Retype all material exactly. Pictures stay out of the copy.

>> Start EXERCISE INPUTS

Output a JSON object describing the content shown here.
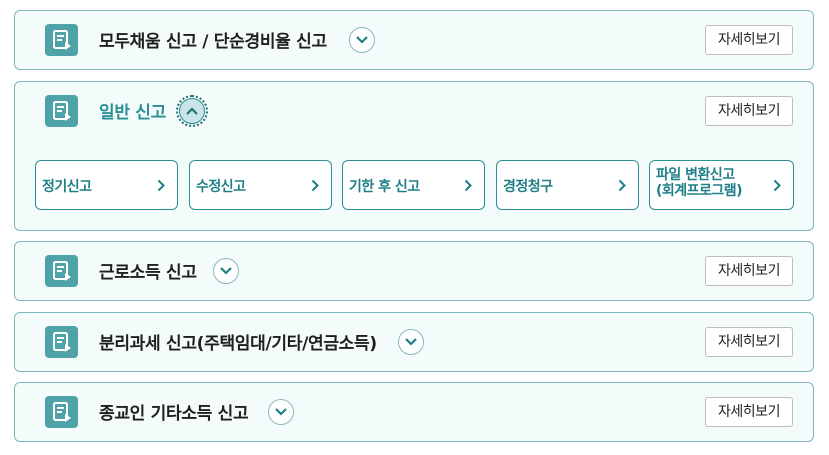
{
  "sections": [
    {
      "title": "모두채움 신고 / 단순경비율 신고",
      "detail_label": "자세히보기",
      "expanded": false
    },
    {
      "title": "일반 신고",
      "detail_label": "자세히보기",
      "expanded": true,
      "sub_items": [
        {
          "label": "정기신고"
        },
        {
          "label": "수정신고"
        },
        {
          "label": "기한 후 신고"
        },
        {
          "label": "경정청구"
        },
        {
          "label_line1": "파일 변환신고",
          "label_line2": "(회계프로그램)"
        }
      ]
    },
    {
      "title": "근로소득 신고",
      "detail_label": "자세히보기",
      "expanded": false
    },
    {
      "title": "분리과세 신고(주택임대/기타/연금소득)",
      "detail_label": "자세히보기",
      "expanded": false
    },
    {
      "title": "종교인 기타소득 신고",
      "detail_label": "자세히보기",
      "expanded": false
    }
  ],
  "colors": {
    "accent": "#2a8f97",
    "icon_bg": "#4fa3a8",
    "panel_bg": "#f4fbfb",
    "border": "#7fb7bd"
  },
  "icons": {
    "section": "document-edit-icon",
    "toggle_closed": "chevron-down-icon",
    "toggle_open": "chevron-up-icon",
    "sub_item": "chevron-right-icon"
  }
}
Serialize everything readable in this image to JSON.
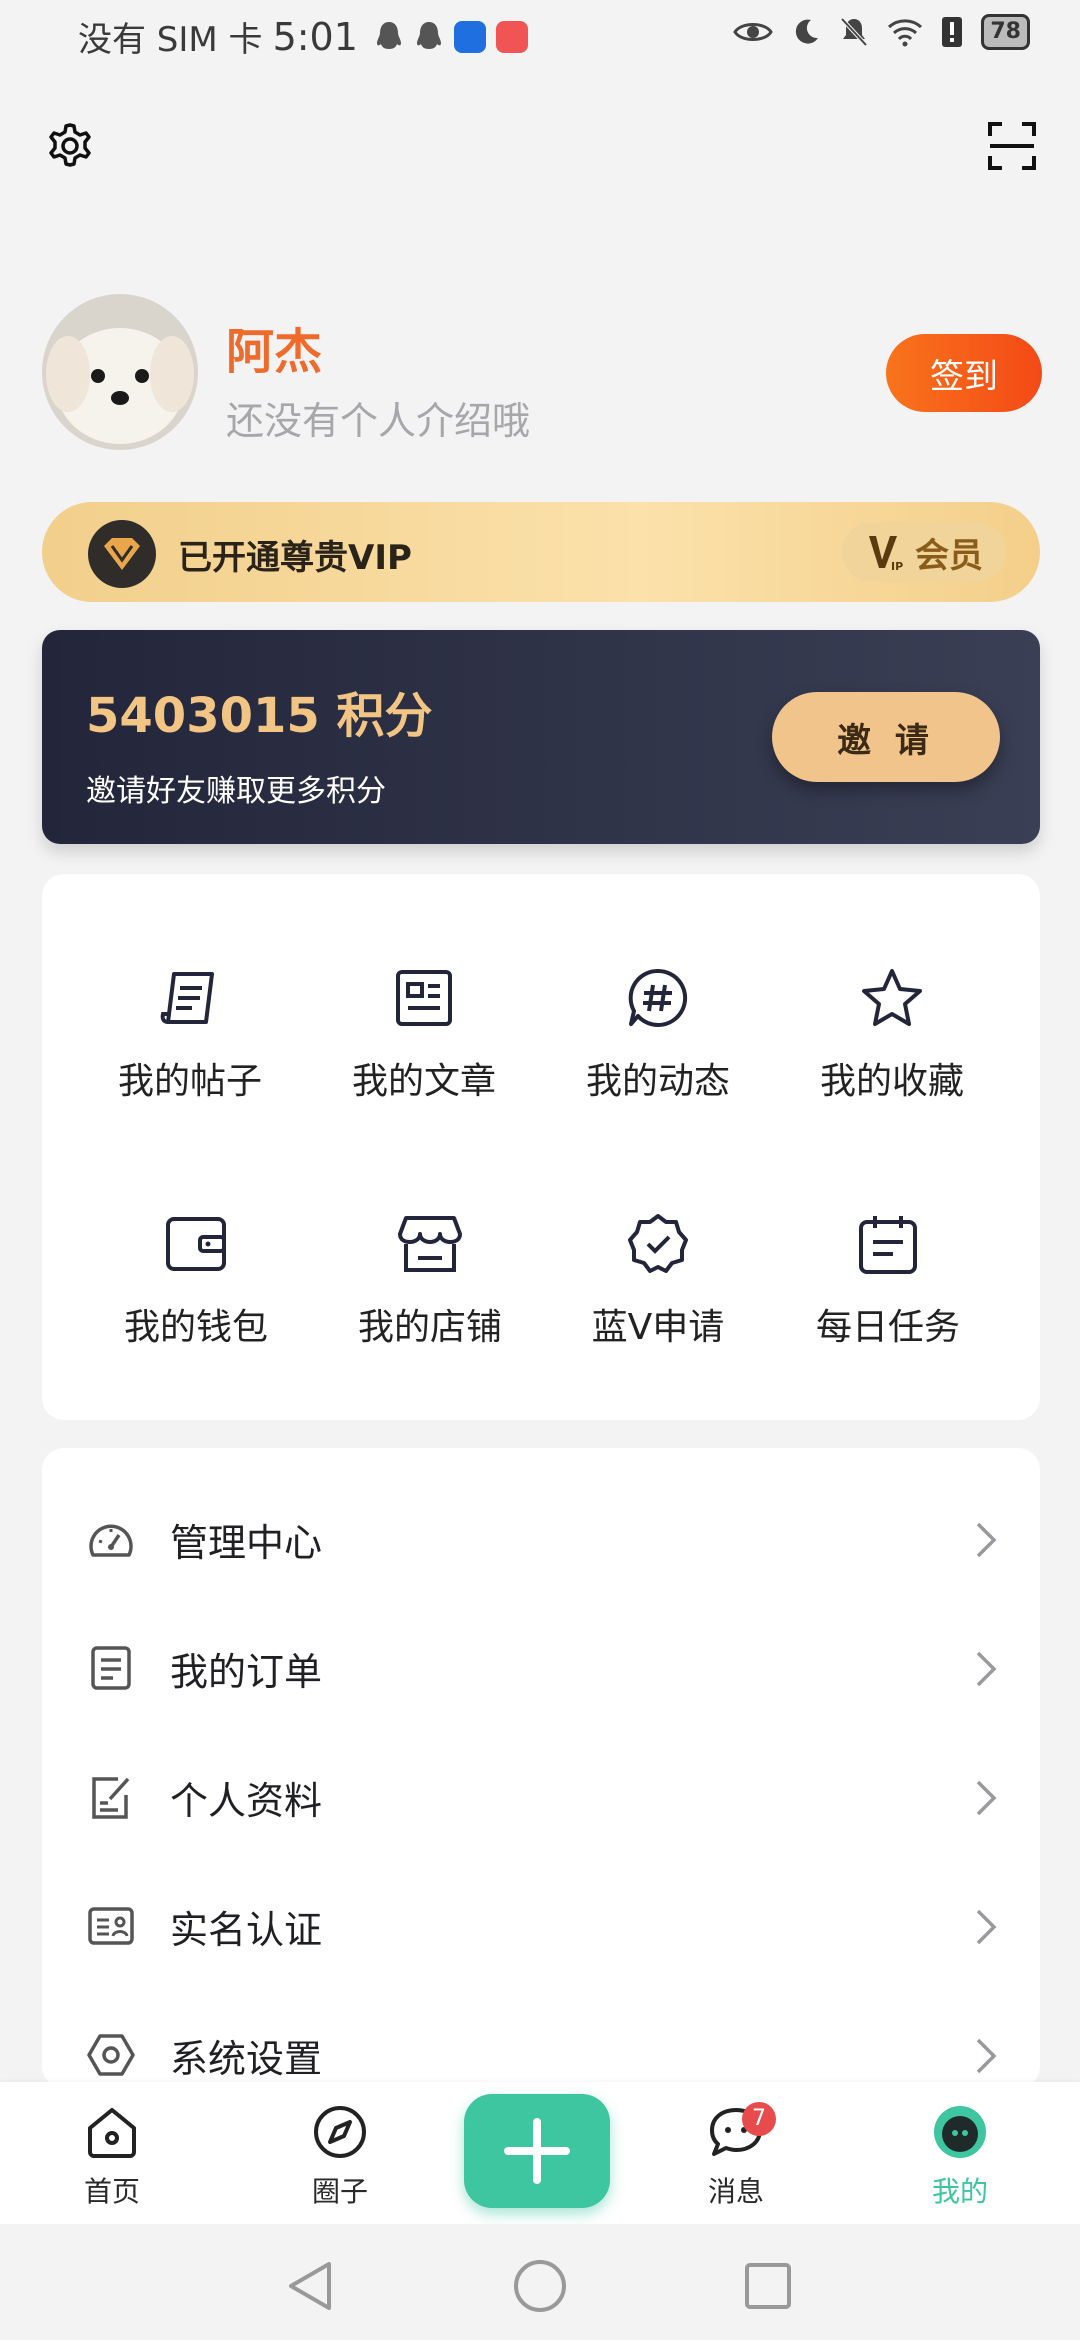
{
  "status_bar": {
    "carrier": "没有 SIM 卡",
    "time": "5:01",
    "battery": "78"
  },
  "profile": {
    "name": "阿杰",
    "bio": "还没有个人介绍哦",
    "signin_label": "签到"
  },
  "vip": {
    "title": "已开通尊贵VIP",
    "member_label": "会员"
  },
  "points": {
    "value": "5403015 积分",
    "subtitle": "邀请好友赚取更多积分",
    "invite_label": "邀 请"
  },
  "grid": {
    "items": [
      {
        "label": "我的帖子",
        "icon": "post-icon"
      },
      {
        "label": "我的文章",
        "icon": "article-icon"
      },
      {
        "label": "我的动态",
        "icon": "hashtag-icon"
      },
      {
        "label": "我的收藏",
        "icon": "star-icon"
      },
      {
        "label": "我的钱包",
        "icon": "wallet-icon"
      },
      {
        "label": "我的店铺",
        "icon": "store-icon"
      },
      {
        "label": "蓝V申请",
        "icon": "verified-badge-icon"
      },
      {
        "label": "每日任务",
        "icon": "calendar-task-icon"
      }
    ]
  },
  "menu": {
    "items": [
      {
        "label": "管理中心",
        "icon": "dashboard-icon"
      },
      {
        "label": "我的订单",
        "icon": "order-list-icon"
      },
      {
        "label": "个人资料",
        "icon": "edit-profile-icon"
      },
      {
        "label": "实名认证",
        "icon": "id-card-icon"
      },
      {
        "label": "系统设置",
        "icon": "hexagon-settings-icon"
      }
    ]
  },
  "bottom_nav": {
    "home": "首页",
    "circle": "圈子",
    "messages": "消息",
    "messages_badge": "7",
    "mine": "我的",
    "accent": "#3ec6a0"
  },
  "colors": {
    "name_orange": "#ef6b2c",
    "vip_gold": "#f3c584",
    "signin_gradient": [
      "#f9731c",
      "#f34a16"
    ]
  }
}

>> End EXERCISE INPUTS

- _SOLUTION FOR THIS TASK_
Output a JSON object describing the content shown here.
{
  "sections": [
    {
      "title": "모두채움 신고 / 단순경비율 신고",
      "detail_label": "자세히보기",
      "expanded": false
    },
    {
      "title": "일반 신고",
      "detail_label": "자세히보기",
      "expanded": true,
      "sub_items": [
        {
          "label": "정기신고"
        },
        {
          "label": "수정신고"
        },
        {
          "label": "기한 후 신고"
        },
        {
          "label": "경정청구"
        },
        {
          "label_line1": "파일 변환신고",
          "label_line2": "(회계프로그램)"
        }
      ]
    },
    {
      "title": "근로소득 신고",
      "detail_label": "자세히보기",
      "expanded": false
    },
    {
      "title": "분리과세 신고(주택임대/기타/연금소득)",
      "detail_label": "자세히보기",
      "expanded": false
    },
    {
      "title": "종교인 기타소득 신고",
      "detail_label": "자세히보기",
      "expanded": false
    }
  ],
  "colors": {
    "accent": "#2a8f97",
    "icon_bg": "#4fa3a8",
    "panel_bg": "#f4fbfb",
    "border": "#7fb7bd"
  },
  "icons": {
    "section": "document-edit-icon",
    "toggle_closed": "chevron-down-icon",
    "toggle_open": "chevron-up-icon",
    "sub_item": "chevron-right-icon"
  }
}
Serialize everything readable in this image to JSON.
{
  "status_bar": {
    "carrier": "没有 SIM 卡",
    "time": "5:01",
    "battery": "78"
  },
  "profile": {
    "name": "阿杰",
    "bio": "还没有个人介绍哦",
    "signin_label": "签到"
  },
  "vip": {
    "title": "已开通尊贵VIP",
    "member_label": "会员"
  },
  "points": {
    "value": "5403015 积分",
    "subtitle": "邀请好友赚取更多积分",
    "invite_label": "邀 请"
  },
  "grid": {
    "items": [
      {
        "label": "我的帖子",
        "icon": "post-icon"
      },
      {
        "label": "我的文章",
        "icon": "article-icon"
      },
      {
        "label": "我的动态",
        "icon": "hashtag-icon"
      },
      {
        "label": "我的收藏",
        "icon": "star-icon"
      },
      {
        "label": "我的钱包",
        "icon": "wallet-icon"
      },
      {
        "label": "我的店铺",
        "icon": "store-icon"
      },
      {
        "label": "蓝V申请",
        "icon": "verified-badge-icon"
      },
      {
        "label": "每日任务",
        "icon": "calendar-task-icon"
      }
    ]
  },
  "menu": {
    "items": [
      {
        "label": "管理中心",
        "icon": "dashboard-icon"
      },
      {
        "label": "我的订单",
        "icon": "order-list-icon"
      },
      {
        "label": "个人资料",
        "icon": "edit-profile-icon"
      },
      {
        "label": "实名认证",
        "icon": "id-card-icon"
      },
      {
        "label": "系统设置",
        "icon": "hexagon-settings-icon"
      }
    ]
  },
  "bottom_nav": {
    "home": "首页",
    "circle": "圈子",
    "messages": "消息",
    "messages_badge": "7",
    "mine": "我的",
    "accent": "#3ec6a0"
  },
  "colors": {
    "name_orange": "#ef6b2c",
    "vip_gold": "#f3c584",
    "signin_gradient": [
      "#f9731c",
      "#f34a16"
    ]
  }
}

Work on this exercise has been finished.